START
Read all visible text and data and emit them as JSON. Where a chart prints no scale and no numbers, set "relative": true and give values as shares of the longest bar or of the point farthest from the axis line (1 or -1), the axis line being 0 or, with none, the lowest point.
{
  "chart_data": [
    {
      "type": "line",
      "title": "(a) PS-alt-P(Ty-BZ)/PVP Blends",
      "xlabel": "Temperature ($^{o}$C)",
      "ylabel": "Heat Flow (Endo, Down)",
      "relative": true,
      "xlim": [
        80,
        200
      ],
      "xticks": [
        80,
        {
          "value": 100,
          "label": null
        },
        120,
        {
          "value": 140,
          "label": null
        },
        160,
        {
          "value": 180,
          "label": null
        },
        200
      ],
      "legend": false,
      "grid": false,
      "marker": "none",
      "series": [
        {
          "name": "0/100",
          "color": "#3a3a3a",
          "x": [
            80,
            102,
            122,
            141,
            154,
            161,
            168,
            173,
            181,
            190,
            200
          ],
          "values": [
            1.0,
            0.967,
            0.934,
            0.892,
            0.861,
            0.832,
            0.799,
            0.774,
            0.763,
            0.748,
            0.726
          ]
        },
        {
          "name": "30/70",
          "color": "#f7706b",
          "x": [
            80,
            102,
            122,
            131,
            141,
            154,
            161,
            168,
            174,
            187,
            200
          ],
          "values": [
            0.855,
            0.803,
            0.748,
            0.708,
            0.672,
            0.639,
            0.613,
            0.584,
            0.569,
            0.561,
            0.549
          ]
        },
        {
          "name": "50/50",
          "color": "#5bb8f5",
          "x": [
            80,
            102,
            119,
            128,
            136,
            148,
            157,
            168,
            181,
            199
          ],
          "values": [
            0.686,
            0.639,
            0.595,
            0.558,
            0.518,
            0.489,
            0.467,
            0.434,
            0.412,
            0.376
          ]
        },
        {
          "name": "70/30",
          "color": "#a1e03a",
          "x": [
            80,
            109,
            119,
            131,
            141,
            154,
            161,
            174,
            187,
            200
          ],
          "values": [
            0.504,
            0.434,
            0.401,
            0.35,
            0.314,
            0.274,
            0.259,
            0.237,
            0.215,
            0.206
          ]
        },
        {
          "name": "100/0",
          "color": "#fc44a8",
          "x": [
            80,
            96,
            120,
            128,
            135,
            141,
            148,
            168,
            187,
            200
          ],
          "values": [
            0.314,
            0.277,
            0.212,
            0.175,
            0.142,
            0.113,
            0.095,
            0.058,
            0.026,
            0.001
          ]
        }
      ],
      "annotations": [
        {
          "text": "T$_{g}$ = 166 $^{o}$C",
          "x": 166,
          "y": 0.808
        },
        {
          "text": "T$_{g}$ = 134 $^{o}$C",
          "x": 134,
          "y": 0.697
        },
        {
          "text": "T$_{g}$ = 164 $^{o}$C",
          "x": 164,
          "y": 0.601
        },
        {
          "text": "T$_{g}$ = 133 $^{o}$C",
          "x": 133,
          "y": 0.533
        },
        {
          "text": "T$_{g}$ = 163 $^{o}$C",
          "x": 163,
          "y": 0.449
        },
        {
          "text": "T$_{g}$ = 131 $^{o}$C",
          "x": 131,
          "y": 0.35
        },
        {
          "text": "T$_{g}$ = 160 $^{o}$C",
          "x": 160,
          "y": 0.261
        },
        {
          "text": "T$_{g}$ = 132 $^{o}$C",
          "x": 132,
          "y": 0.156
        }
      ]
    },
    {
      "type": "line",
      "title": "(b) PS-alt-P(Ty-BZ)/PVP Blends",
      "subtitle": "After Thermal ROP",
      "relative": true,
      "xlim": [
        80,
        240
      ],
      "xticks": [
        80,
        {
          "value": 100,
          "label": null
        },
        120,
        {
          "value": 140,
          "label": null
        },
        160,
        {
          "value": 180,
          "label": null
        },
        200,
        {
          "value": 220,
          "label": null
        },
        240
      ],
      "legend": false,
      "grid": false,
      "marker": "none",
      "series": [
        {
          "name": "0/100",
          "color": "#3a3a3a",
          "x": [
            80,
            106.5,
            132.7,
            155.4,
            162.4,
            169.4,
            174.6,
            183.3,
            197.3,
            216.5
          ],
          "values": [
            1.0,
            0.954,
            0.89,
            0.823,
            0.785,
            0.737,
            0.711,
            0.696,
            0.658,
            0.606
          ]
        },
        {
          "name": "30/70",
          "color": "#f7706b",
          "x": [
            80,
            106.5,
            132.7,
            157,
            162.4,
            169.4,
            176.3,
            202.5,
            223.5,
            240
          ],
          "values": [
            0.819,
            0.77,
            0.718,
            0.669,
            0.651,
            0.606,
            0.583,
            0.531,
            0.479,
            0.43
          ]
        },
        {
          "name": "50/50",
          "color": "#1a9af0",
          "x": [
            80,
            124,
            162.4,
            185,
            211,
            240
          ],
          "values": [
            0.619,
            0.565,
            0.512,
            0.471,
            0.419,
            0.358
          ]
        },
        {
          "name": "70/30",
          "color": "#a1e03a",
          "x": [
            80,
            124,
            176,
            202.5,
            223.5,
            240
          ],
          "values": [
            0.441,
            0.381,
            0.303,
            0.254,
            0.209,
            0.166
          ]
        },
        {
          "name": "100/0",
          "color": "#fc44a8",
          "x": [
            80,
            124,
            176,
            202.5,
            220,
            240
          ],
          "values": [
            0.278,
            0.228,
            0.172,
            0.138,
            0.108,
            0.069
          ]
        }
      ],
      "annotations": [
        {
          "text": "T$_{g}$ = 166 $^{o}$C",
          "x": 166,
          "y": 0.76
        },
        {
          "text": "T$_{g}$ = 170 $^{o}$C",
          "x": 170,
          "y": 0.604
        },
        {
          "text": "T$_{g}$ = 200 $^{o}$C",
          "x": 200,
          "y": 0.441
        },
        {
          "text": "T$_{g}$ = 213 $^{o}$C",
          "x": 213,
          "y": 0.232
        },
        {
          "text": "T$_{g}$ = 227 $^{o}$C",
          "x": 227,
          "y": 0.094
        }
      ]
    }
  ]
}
END
Exercise requirements =
Retype the material in full. Each word must match.

Response to this exercise =
Read all visible text and data and emit them as JSON. Where a chart prints no scale and no numbers, set "relative": true and give values as shares of the longest bar or of the point farthest from the axis line (1 or -1), the axis line being 0 or, with none, the lowest point.
{
  "chart_data": [
    {
      "type": "line",
      "title": "(a) PS-alt-P(Ty-BZ)/PVP Blends",
      "xlabel": "Temperature ($^{o}$C)",
      "ylabel": "Heat Flow (Endo, Down)",
      "relative": true,
      "xlim": [
        80,
        200
      ],
      "xticks": [
        80,
        {
          "value": 100,
          "label": null
        },
        120,
        {
          "value": 140,
          "label": null
        },
        160,
        {
          "value": 180,
          "label": null
        },
        200
      ],
      "legend": false,
      "grid": false,
      "marker": "none",
      "series": [
        {
          "name": "0/100",
          "color": "#3a3a3a",
          "x": [
            80,
            102,
            122,
            141,
            154,
            161,
            168,
            173,
            181,
            190,
            200
          ],
          "values": [
            1.0,
            0.967,
            0.934,
            0.892,
            0.861,
            0.832,
            0.799,
            0.774,
            0.763,
            0.748,
            0.726
          ]
        },
        {
          "name": "30/70",
          "color": "#f7706b",
          "x": [
            80,
            102,
            122,
            131,
            141,
            154,
            161,
            168,
            174,
            187,
            200
          ],
          "values": [
            0.855,
            0.803,
            0.748,
            0.708,
            0.672,
            0.639,
            0.613,
            0.584,
            0.569,
            0.561,
            0.549
          ]
        },
        {
          "name": "50/50",
          "color": "#5bb8f5",
          "x": [
            80,
            102,
            119,
            128,
            136,
            148,
            157,
            168,
            181,
            199
          ],
          "values": [
            0.686,
            0.639,
            0.595,
            0.558,
            0.518,
            0.489,
            0.467,
            0.434,
            0.412,
            0.376
          ]
        },
        {
          "name": "70/30",
          "color": "#a1e03a",
          "x": [
            80,
            109,
            119,
            131,
            141,
            154,
            161,
            174,
            187,
            200
          ],
          "values": [
            0.504,
            0.434,
            0.401,
            0.35,
            0.314,
            0.274,
            0.259,
            0.237,
            0.215,
            0.206
          ]
        },
        {
          "name": "100/0",
          "color": "#fc44a8",
          "x": [
            80,
            96,
            120,
            128,
            135,
            141,
            148,
            168,
            187,
            200
          ],
          "values": [
            0.314,
            0.277,
            0.212,
            0.175,
            0.142,
            0.113,
            0.095,
            0.058,
            0.026,
            0.001
          ]
        }
      ],
      "annotations": [
        {
          "text": "T$_{g}$ = 166 $^{o}$C",
          "x": 166,
          "y": 0.808
        },
        {
          "text": "T$_{g}$ = 134 $^{o}$C",
          "x": 134,
          "y": 0.697
        },
        {
          "text": "T$_{g}$ = 164 $^{o}$C",
          "x": 164,
          "y": 0.601
        },
        {
          "text": "T$_{g}$ = 133 $^{o}$C",
          "x": 133,
          "y": 0.533
        },
        {
          "text": "T$_{g}$ = 163 $^{o}$C",
          "x": 163,
          "y": 0.449
        },
        {
          "text": "T$_{g}$ = 131 $^{o}$C",
          "x": 131,
          "y": 0.35
        },
        {
          "text": "T$_{g}$ = 160 $^{o}$C",
          "x": 160,
          "y": 0.261
        },
        {
          "text": "T$_{g}$ = 132 $^{o}$C",
          "x": 132,
          "y": 0.156
        }
      ]
    },
    {
      "type": "line",
      "title": "(b) PS-alt-P(Ty-BZ)/PVP Blends",
      "subtitle": "After Thermal ROP",
      "relative": true,
      "xlim": [
        80,
        240
      ],
      "xticks": [
        80,
        {
          "value": 100,
          "label": null
        },
        120,
        {
          "value": 140,
          "label": null
        },
        160,
        {
          "value": 180,
          "label": null
        },
        200,
        {
          "value": 220,
          "label": null
        },
        240
      ],
      "legend": false,
      "grid": false,
      "marker": "none",
      "series": [
        {
          "name": "0/100",
          "color": "#3a3a3a",
          "x": [
            80,
            106.5,
            132.7,
            155.4,
            162.4,
            169.4,
            174.6,
            183.3,
            197.3,
            216.5
          ],
          "values": [
            1.0,
            0.954,
            0.89,
            0.823,
            0.785,
            0.737,
            0.711,
            0.696,
            0.658,
            0.606
          ]
        },
        {
          "name": "30/70",
          "color": "#f7706b",
          "x": [
            80,
            106.5,
            132.7,
            157,
            162.4,
            169.4,
            176.3,
            202.5,
            223.5,
            240
          ],
          "values": [
            0.819,
            0.77,
            0.718,
            0.669,
            0.651,
            0.606,
            0.583,
            0.531,
            0.479,
            0.43
          ]
        },
        {
          "name": "50/50",
          "color": "#1a9af0",
          "x": [
            80,
            124,
            162.4,
            185,
            211,
            240
          ],
          "values": [
            0.619,
            0.565,
            0.512,
            0.471,
            0.419,
            0.358
          ]
        },
        {
          "name": "70/30",
          "color": "#a1e03a",
          "x": [
            80,
            124,
            176,
            202.5,
            223.5,
            240
          ],
          "values": [
            0.441,
            0.381,
            0.303,
            0.254,
            0.209,
            0.166
          ]
        },
        {
          "name": "100/0",
          "color": "#fc44a8",
          "x": [
            80,
            124,
            176,
            202.5,
            220,
            240
          ],
          "values": [
            0.278,
            0.228,
            0.172,
            0.138,
            0.108,
            0.069
          ]
        }
      ],
      "annotations": [
        {
          "text": "T$_{g}$ = 166 $^{o}$C",
          "x": 166,
          "y": 0.76
        },
        {
          "text": "T$_{g}$ = 170 $^{o}$C",
          "x": 170,
          "y": 0.604
        },
        {
          "text": "T$_{g}$ = 200 $^{o}$C",
          "x": 200,
          "y": 0.441
        },
        {
          "text": "T$_{g}$ = 213 $^{o}$C",
          "x": 213,
          "y": 0.232
        },
        {
          "text": "T$_{g}$ = 227 $^{o}$C",
          "x": 227,
          "y": 0.094
        }
      ]
    }
  ]
}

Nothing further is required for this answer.